* [TASK DETAILS] Search the records for the word "text" and pick out every line that has it.

* [INFORMATION SUPPLIED]
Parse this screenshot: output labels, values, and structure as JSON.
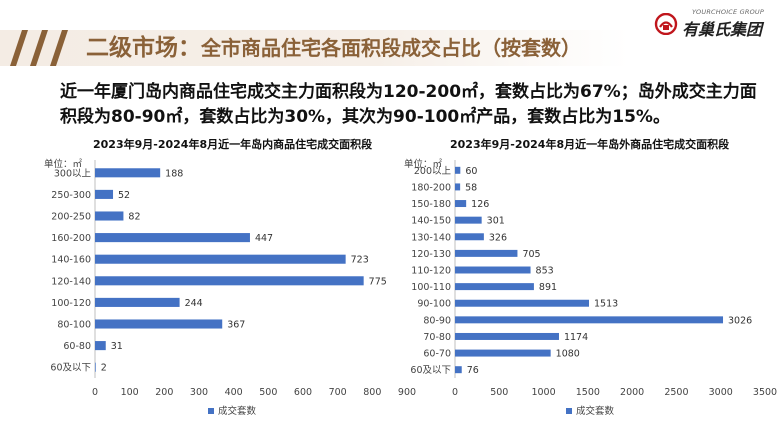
{
  "header": {
    "title_part1": "二级市场：",
    "title_part2": "全市商品住宅各面积段成交占比（按套数）",
    "logo_en": "YOURCHOICE GROUP",
    "logo_cn": "有巢氏集团"
  },
  "summary": "近一年厦门岛内商品住宅成交主力面积段为120-200㎡，套数占比为67%；岛外成交主力面积段为80-90㎡，套数占比为30%，其次为90-100㎡产品，套数占比为15%。",
  "colors": {
    "bar": "#4472c4",
    "title": "#8a6138"
  },
  "chart_data": [
    {
      "type": "bar",
      "orientation": "horizontal",
      "title": "2023年9月-2024年8月近一年岛内商品住宅成交面积段",
      "unit_label": "单位：㎡",
      "categories": [
        "300以上",
        "250-300",
        "200-250",
        "160-200",
        "140-160",
        "120-140",
        "100-120",
        "80-100",
        "60-80",
        "60及以下"
      ],
      "series": [
        {
          "name": "成交套数",
          "values": [
            188,
            52,
            82,
            447,
            723,
            775,
            244,
            367,
            31,
            2
          ]
        }
      ],
      "xlim": [
        0,
        900
      ],
      "xticks": [
        0,
        100,
        200,
        300,
        400,
        500,
        600,
        700,
        800,
        900
      ],
      "legend": "bottom",
      "grid": false
    },
    {
      "type": "bar",
      "orientation": "horizontal",
      "title": "2023年9月-2024年8月近一年岛外商品住宅成交面积段",
      "unit_label": "单位：㎡",
      "categories": [
        "200以上",
        "180-200",
        "150-180",
        "140-150",
        "130-140",
        "120-130",
        "110-120",
        "100-110",
        "90-100",
        "80-90",
        "70-80",
        "60-70",
        "60及以下"
      ],
      "series": [
        {
          "name": "成交套数",
          "values": [
            60,
            58,
            126,
            301,
            326,
            705,
            853,
            891,
            1513,
            3026,
            1174,
            1080,
            76
          ]
        }
      ],
      "xlim": [
        0,
        3500
      ],
      "xticks": [
        0,
        500,
        1000,
        1500,
        2000,
        2500,
        3000,
        3500
      ],
      "legend": "bottom",
      "grid": false
    }
  ]
}
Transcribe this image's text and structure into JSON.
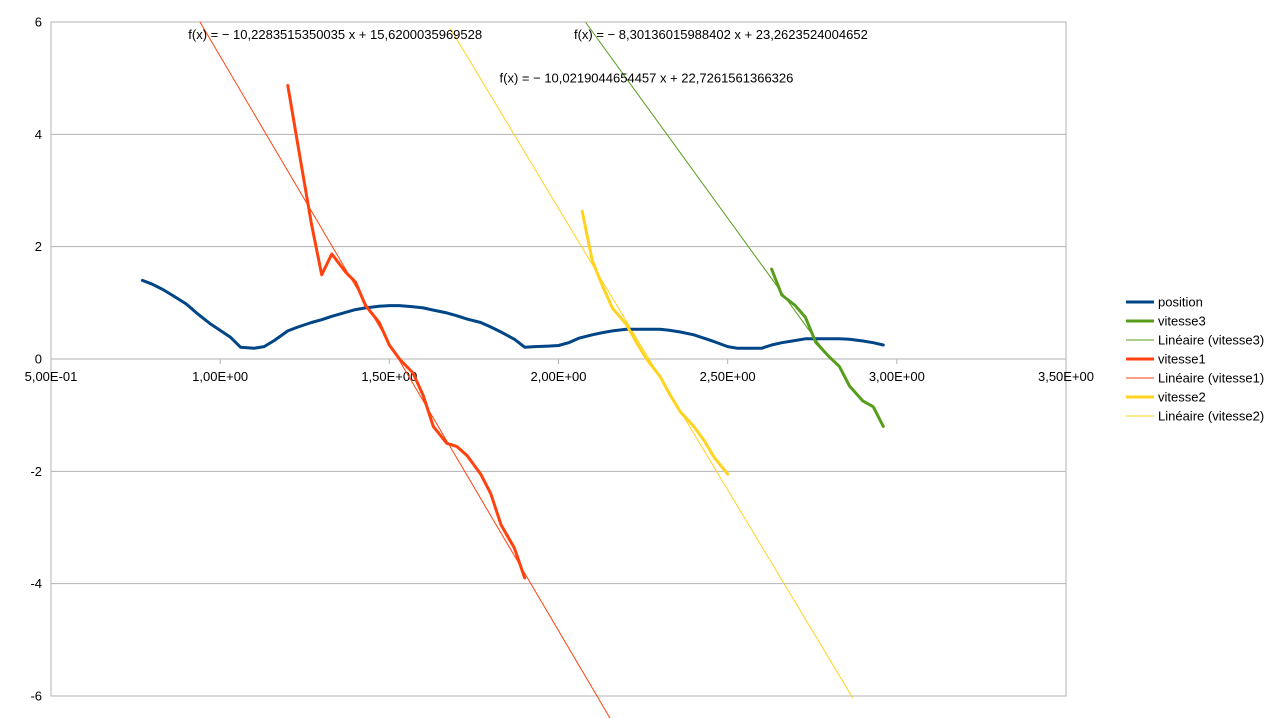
{
  "chart_data": {
    "type": "scatter",
    "title": "",
    "xlabel": "",
    "ylabel": "",
    "xlim": [
      0.5,
      3.5
    ],
    "ylim": [
      -6,
      6
    ],
    "grid": "horizontal",
    "x_ticks": [
      0.5,
      1.0,
      1.5,
      2.0,
      2.5,
      3.0,
      3.5
    ],
    "x_tick_labels": [
      "5,00E-01",
      "1,00E+00",
      "1,50E+00",
      "2,00E+00",
      "2,50E+00",
      "3,00E+00",
      "3,50E+00"
    ],
    "y_ticks": [
      6,
      4,
      2,
      0,
      -2,
      -4,
      -6
    ],
    "y_tick_labels": [
      "6",
      "4",
      "2",
      "0",
      "-2",
      "-4",
      "-6"
    ],
    "legend_position": "right",
    "series": [
      {
        "name": "position",
        "color": "#004586",
        "width": 3,
        "kind": "data",
        "points": [
          [
            0.77,
            1.4
          ],
          [
            0.8,
            1.33
          ],
          [
            0.83,
            1.24
          ],
          [
            0.86,
            1.13
          ],
          [
            0.9,
            0.98
          ],
          [
            0.93,
            0.82
          ],
          [
            0.97,
            0.63
          ],
          [
            1.0,
            0.51
          ],
          [
            1.03,
            0.39
          ],
          [
            1.06,
            0.21
          ],
          [
            1.1,
            0.19
          ],
          [
            1.13,
            0.22
          ],
          [
            1.16,
            0.33
          ],
          [
            1.2,
            0.5
          ],
          [
            1.23,
            0.57
          ],
          [
            1.27,
            0.65
          ],
          [
            1.3,
            0.7
          ],
          [
            1.33,
            0.76
          ],
          [
            1.37,
            0.83
          ],
          [
            1.4,
            0.88
          ],
          [
            1.43,
            0.91
          ],
          [
            1.47,
            0.94
          ],
          [
            1.5,
            0.95
          ],
          [
            1.53,
            0.95
          ],
          [
            1.57,
            0.93
          ],
          [
            1.6,
            0.91
          ],
          [
            1.63,
            0.87
          ],
          [
            1.67,
            0.82
          ],
          [
            1.7,
            0.77
          ],
          [
            1.73,
            0.71
          ],
          [
            1.77,
            0.65
          ],
          [
            1.8,
            0.57
          ],
          [
            1.83,
            0.48
          ],
          [
            1.87,
            0.35
          ],
          [
            1.9,
            0.21
          ],
          [
            1.93,
            0.22
          ],
          [
            1.97,
            0.23
          ],
          [
            2.0,
            0.24
          ],
          [
            2.03,
            0.29
          ],
          [
            2.06,
            0.37
          ],
          [
            2.1,
            0.43
          ],
          [
            2.13,
            0.47
          ],
          [
            2.16,
            0.5
          ],
          [
            2.2,
            0.53
          ],
          [
            2.23,
            0.53
          ],
          [
            2.26,
            0.53
          ],
          [
            2.3,
            0.53
          ],
          [
            2.33,
            0.51
          ],
          [
            2.36,
            0.48
          ],
          [
            2.4,
            0.43
          ],
          [
            2.43,
            0.37
          ],
          [
            2.46,
            0.31
          ],
          [
            2.5,
            0.22
          ],
          [
            2.53,
            0.19
          ],
          [
            2.56,
            0.19
          ],
          [
            2.6,
            0.19
          ],
          [
            2.63,
            0.25
          ],
          [
            2.66,
            0.29
          ],
          [
            2.7,
            0.33
          ],
          [
            2.73,
            0.36
          ],
          [
            2.76,
            0.36
          ],
          [
            2.8,
            0.36
          ],
          [
            2.83,
            0.36
          ],
          [
            2.86,
            0.35
          ],
          [
            2.9,
            0.32
          ],
          [
            2.93,
            0.29
          ],
          [
            2.96,
            0.25
          ]
        ]
      },
      {
        "name": "vitesse3",
        "color": "#579D1C",
        "width": 3,
        "kind": "data",
        "points": [
          [
            2.63,
            1.6
          ],
          [
            2.66,
            1.14
          ],
          [
            2.7,
            0.95
          ],
          [
            2.73,
            0.74
          ],
          [
            2.76,
            0.3
          ],
          [
            2.8,
            0.04
          ],
          [
            2.83,
            -0.13
          ],
          [
            2.86,
            -0.48
          ],
          [
            2.9,
            -0.75
          ],
          [
            2.93,
            -0.85
          ],
          [
            2.96,
            -1.2
          ]
        ]
      },
      {
        "name": "Linéaire (vitesse3)",
        "color": "#579D1C",
        "width": 1,
        "kind": "trend",
        "slope": -8.30136015988402,
        "intercept": 23.2623524004652,
        "x_range": [
          2.08,
          2.8
        ]
      },
      {
        "name": "vitesse1",
        "color": "#FF420E",
        "width": 3,
        "kind": "data",
        "points": [
          [
            1.2,
            4.87
          ],
          [
            1.23,
            3.8
          ],
          [
            1.27,
            2.4
          ],
          [
            1.3,
            1.5
          ],
          [
            1.33,
            1.87
          ],
          [
            1.37,
            1.55
          ],
          [
            1.4,
            1.37
          ],
          [
            1.43,
            0.95
          ],
          [
            1.47,
            0.65
          ],
          [
            1.5,
            0.25
          ],
          [
            1.53,
            0.0
          ],
          [
            1.57,
            -0.25
          ],
          [
            1.6,
            -0.65
          ],
          [
            1.63,
            -1.2
          ],
          [
            1.67,
            -1.5
          ],
          [
            1.7,
            -1.56
          ],
          [
            1.73,
            -1.72
          ],
          [
            1.77,
            -2.05
          ],
          [
            1.8,
            -2.4
          ],
          [
            1.83,
            -2.95
          ],
          [
            1.87,
            -3.37
          ],
          [
            1.9,
            -3.9
          ]
        ]
      },
      {
        "name": "Linéaire (vitesse1)",
        "color": "#FF420E",
        "width": 1,
        "kind": "trend",
        "slope": -10.2283515350035,
        "intercept": 15.6200035969528,
        "x_range": [
          0.94,
          2.2
        ]
      },
      {
        "name": "vitesse2",
        "color": "#FFD320",
        "width": 3,
        "kind": "data",
        "points": [
          [
            2.07,
            2.63
          ],
          [
            2.1,
            1.75
          ],
          [
            2.13,
            1.3
          ],
          [
            2.16,
            0.9
          ],
          [
            2.2,
            0.62
          ],
          [
            2.23,
            0.3
          ],
          [
            2.26,
            0.0
          ],
          [
            2.3,
            -0.31
          ],
          [
            2.33,
            -0.64
          ],
          [
            2.36,
            -0.94
          ],
          [
            2.4,
            -1.2
          ],
          [
            2.43,
            -1.45
          ],
          [
            2.46,
            -1.75
          ],
          [
            2.5,
            -2.05
          ]
        ]
      },
      {
        "name": "Linéaire (vitesse2)",
        "color": "#FFD320",
        "width": 1,
        "kind": "trend",
        "slope": -10.0219044654457,
        "intercept": 22.7261561366326,
        "x_range": [
          1.68,
          2.87
        ]
      }
    ],
    "annotations": [
      {
        "text": "f(x) = − 10,2283515350035 x + 15,6200035969528",
        "x": 1.34,
        "y": 5.78,
        "anchor": "middle"
      },
      {
        "text": "f(x) = − 8,30136015988402 x + 23,2623524004652",
        "x": 2.48,
        "y": 5.78,
        "anchor": "middle"
      },
      {
        "text": "f(x) = − 10,0219044654457 x + 22,7261561366326",
        "x": 2.26,
        "y": 5.0,
        "anchor": "middle"
      }
    ]
  }
}
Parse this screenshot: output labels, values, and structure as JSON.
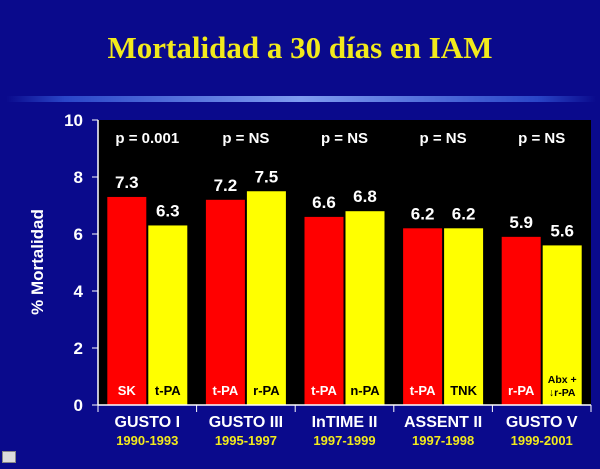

* [OUTPUT OF THE TASK]
Transcribe this image's text and structure into JSON.
        "text": "f(x) = − 10,2283515350035 x + 15,6200035969528",
        "text": "f(x) = − 8,30136015988402 x + 23,2623524004652",
        "text": "f(x) = − 10,0219044654457 x + 22,7261561366326",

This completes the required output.